(Data records)
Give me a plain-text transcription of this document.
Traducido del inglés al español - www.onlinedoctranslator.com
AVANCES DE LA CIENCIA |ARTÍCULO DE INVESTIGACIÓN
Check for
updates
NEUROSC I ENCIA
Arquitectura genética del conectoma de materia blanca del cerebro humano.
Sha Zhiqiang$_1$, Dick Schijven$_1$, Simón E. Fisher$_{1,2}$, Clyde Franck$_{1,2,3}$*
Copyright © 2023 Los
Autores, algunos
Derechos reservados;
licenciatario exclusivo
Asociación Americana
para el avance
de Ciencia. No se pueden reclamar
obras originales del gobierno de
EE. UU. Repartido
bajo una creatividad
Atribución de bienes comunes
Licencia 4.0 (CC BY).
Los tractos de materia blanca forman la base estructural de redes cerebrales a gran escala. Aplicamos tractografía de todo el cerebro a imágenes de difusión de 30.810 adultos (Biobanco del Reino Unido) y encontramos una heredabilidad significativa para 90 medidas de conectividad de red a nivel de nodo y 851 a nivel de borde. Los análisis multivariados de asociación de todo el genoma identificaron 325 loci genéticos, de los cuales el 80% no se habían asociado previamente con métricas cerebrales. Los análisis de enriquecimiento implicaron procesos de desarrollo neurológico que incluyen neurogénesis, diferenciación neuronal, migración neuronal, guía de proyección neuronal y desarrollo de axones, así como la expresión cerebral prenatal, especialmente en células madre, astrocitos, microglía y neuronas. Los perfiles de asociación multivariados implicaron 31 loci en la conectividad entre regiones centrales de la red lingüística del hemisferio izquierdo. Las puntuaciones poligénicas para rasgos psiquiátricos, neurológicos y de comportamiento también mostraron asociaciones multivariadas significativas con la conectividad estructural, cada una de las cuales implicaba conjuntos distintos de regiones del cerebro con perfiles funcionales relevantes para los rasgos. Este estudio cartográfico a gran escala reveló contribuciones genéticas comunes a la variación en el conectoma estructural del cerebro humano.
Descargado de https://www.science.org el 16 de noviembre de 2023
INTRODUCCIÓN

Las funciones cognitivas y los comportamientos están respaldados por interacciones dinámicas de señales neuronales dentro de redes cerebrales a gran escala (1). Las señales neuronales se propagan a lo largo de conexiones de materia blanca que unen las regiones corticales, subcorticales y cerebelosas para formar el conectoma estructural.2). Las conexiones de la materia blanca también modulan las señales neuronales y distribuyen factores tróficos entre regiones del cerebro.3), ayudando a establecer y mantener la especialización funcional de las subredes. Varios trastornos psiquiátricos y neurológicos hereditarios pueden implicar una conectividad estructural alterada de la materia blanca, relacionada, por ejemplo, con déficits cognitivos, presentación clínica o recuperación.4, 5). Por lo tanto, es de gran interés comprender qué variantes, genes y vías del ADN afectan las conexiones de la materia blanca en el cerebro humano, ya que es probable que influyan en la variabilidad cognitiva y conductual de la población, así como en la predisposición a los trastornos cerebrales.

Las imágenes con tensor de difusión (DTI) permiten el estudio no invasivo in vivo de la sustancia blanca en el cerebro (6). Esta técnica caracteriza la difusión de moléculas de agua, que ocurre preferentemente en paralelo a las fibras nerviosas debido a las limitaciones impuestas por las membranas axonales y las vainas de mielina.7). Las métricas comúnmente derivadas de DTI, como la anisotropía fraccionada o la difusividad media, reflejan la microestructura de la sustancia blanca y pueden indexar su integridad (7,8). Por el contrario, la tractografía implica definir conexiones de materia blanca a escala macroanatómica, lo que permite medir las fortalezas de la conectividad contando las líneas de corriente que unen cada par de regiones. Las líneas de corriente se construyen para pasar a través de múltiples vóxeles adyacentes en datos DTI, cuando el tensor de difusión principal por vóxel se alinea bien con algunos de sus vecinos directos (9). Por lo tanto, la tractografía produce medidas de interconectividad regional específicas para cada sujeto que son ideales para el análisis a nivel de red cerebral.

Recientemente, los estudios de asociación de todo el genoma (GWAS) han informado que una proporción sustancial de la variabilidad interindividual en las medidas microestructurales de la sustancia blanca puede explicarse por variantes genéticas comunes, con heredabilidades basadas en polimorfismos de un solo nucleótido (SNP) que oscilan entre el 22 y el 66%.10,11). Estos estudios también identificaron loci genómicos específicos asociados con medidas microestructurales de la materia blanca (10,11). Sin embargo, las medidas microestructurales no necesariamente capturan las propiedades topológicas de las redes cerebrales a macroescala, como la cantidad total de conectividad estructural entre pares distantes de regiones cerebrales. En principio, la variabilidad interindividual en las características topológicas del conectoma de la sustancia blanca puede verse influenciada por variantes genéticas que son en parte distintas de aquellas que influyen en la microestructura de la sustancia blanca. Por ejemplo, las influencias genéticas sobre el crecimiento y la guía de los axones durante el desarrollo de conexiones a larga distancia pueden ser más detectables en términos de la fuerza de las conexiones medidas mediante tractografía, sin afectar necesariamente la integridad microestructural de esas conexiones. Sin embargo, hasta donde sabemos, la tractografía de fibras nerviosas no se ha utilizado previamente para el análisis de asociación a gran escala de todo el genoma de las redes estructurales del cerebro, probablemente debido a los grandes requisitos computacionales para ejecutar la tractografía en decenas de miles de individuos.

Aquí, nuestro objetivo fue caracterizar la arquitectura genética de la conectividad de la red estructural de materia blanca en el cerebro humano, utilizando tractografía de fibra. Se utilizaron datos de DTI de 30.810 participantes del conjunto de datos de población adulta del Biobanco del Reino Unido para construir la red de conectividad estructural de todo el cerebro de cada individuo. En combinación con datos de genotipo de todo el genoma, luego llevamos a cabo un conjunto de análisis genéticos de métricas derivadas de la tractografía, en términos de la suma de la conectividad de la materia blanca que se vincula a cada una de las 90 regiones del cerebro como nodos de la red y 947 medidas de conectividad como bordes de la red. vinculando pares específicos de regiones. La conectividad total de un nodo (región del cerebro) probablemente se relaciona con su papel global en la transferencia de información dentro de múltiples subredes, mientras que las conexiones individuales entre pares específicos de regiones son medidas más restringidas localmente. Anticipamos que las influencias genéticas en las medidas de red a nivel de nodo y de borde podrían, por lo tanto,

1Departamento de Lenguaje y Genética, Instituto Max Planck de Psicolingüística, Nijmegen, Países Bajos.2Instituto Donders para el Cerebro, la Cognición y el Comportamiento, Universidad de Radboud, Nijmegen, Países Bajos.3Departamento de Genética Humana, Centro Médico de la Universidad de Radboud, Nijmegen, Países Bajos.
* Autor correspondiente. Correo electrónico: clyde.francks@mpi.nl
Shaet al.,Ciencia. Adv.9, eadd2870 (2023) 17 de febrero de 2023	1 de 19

The problem: Write out all the entries once more, exactly.

Exercise output:
Give me a plain-text transcription of this document.
Traducido del inglés al español - www.onlinedoctranslator.com
AVANCES DE LA CIENCIA |ARTÍCULO DE INVESTIGACIÓN
Check for
updates
NEUROSC I ENCIA
Arquitectura genética del conectoma de materia blanca del cerebro humano.
Sha Zhiqiang$_1$, Dick Schijven$_1$, Simón E. Fisher$_{1,2}$, Clyde Franck$_{1,2,3}$*
Copyright © 2023 Los
Autores, algunos
Derechos reservados;
licenciatario exclusivo
Asociación Americana
para el avance
de Ciencia. No se pueden reclamar
obras originales del gobierno de
EE. UU. Repartido
bajo una creatividad
Atribución de bienes comunes
Licencia 4.0 (CC BY).
Los tractos de materia blanca forman la base estructural de redes cerebrales a gran escala. Aplicamos tractografía de todo el cerebro a imágenes de difusión de 30.810 adultos (Biobanco del Reino Unido) y encontramos una heredabilidad significativa para 90 medidas de conectividad de red a nivel de nodo y 851 a nivel de borde. Los análisis multivariados de asociación de todo el genoma identificaron 325 loci genéticos, de los cuales el 80% no se habían asociado previamente con métricas cerebrales. Los análisis de enriquecimiento implicaron procesos de desarrollo neurológico que incluyen neurogénesis, diferenciación neuronal, migración neuronal, guía de proyección neuronal y desarrollo de axones, así como la expresión cerebral prenatal, especialmente en células madre, astrocitos, microglía y neuronas. Los perfiles de asociación multivariados implicaron 31 loci en la conectividad entre regiones centrales de la red lingüística del hemisferio izquierdo. Las puntuaciones poligénicas para rasgos psiquiátricos, neurológicos y de comportamiento también mostraron asociaciones multivariadas significativas con la conectividad estructural, cada una de las cuales implicaba conjuntos distintos de regiones del cerebro con perfiles funcionales relevantes para los rasgos. Este estudio cartográfico a gran escala reveló contribuciones genéticas comunes a la variación en el conectoma estructural del cerebro humano.
Descargado de https://www.science.org el 16 de noviembre de 2023
INTRODUCCIÓN

Las funciones cognitivas y los comportamientos están respaldados por interacciones dinámicas de señales neuronales dentro de redes cerebrales a gran escala (1). Las señales neuronales se propagan a lo largo de conexiones de materia blanca que unen las regiones corticales, subcorticales y cerebelosas para formar el conectoma estructural.2). Las conexiones de la materia blanca también modulan las señales neuronales y distribuyen factores tróficos entre regiones del cerebro.3), ayudando a establecer y mantener la especialización funcional de las subredes. Varios trastornos psiquiátricos y neurológicos hereditarios pueden implicar una conectividad estructural alterada de la materia blanca, relacionada, por ejemplo, con déficits cognitivos, presentación clínica o recuperación.4, 5). Por lo tanto, es de gran interés comprender qué variantes, genes y vías del ADN afectan las conexiones de la materia blanca en el cerebro humano, ya que es probable que influyan en la variabilidad cognitiva y conductual de la población, así como en la predisposición a los trastornos cerebrales.

Las imágenes con tensor de difusión (DTI) permiten el estudio no invasivo in vivo de la sustancia blanca en el cerebro (6). Esta técnica caracteriza la difusión de moléculas de agua, que ocurre preferentemente en paralelo a las fibras nerviosas debido a las limitaciones impuestas por las membranas axonales y las vainas de mielina.7). Las métricas comúnmente derivadas de DTI, como la anisotropía fraccionada o la difusividad media, reflejan la microestructura de la sustancia blanca y pueden indexar su integridad (7,8). Por el contrario, la tractografía implica definir conexiones de materia blanca a escala macroanatómica, lo que permite medir las fortalezas de la conectividad contando las líneas de corriente que unen cada par de regiones. Las líneas de corriente se construyen para pasar a través de múltiples vóxeles adyacentes en datos DTI, cuando el tensor de difusión principal por vóxel se alinea bien con algunos de sus vecinos directos (9). Por lo tanto, la tractografía produce medidas de interconectividad regional específicas para cada sujeto que son ideales para el análisis a nivel de red cerebral.

Recientemente, los estudios de asociación de todo el genoma (GWAS) han informado que una proporción sustancial de la variabilidad interindividual en las medidas microestructurales de la sustancia blanca puede explicarse por variantes genéticas comunes, con heredabilidades basadas en polimorfismos de un solo nucleótido (SNP) que oscilan entre el 22 y el 66%.10,11). Estos estudios también identificaron loci genómicos específicos asociados con medidas microestructurales de la materia blanca (10,11). Sin embargo, las medidas microestructurales no necesariamente capturan las propiedades topológicas de las redes cerebrales a macroescala, como la cantidad total de conectividad estructural entre pares distantes de regiones cerebrales. En principio, la variabilidad interindividual en las características topológicas del conectoma de la sustancia blanca puede verse influenciada por variantes genéticas que son en parte distintas de aquellas que influyen en la microestructura de la sustancia blanca. Por ejemplo, las influencias genéticas sobre el crecimiento y la guía de los axones durante el desarrollo de conexiones a larga distancia pueden ser más detectables en términos de la fuerza de las conexiones medidas mediante tractografía, sin afectar necesariamente la integridad microestructural de esas conexiones. Sin embargo, hasta donde sabemos, la tractografía de fibras nerviosas no se ha utilizado previamente para el análisis de asociación a gran escala de todo el genoma de las redes estructurales del cerebro, probablemente debido a los grandes requisitos computacionales para ejecutar la tractografía en decenas de miles de individuos.

Aquí, nuestro objetivo fue caracterizar la arquitectura genética de la conectividad de la red estructural de materia blanca en el cerebro humano, utilizando tractografía de fibra. Se utilizaron datos de DTI de 30.810 participantes del conjunto de datos de población adulta del Biobanco del Reino Unido para construir la red de conectividad estructural de todo el cerebro de cada individuo. En combinación con datos de genotipo de todo el genoma, luego llevamos a cabo un conjunto de análisis genéticos de métricas derivadas de la tractografía, en términos de la suma de la conectividad de la materia blanca que se vincula a cada una de las 90 regiones del cerebro como nodos de la red y 947 medidas de conectividad como bordes de la red. vinculando pares específicos de regiones. La conectividad total de un nodo (región del cerebro) probablemente se relaciona con su papel global en la transferencia de información dentro de múltiples subredes, mientras que las conexiones individuales entre pares específicos de regiones son medidas más restringidas localmente. Anticipamos que las influencias genéticas en las medidas de red a nivel de nodo y de borde podrían, por lo tanto,

1Departamento de Lenguaje y Genética, Instituto Max Planck de Psicolingüística, Nijmegen, Países Bajos.2Instituto Donders para el Cerebro, la Cognición y el Comportamiento, Universidad de Radboud, Nijmegen, Países Bajos.3Departamento de Genética Humana, Centro Médico de la Universidad de Radboud, Nijmegen, Países Bajos.
* Autor correspondiente. Correo electrónico: clyde.francks@mpi.nl
Shaet al.,Ciencia. Adv.9, eadd2870 (2023) 17 de febrero de 2023	1 de 19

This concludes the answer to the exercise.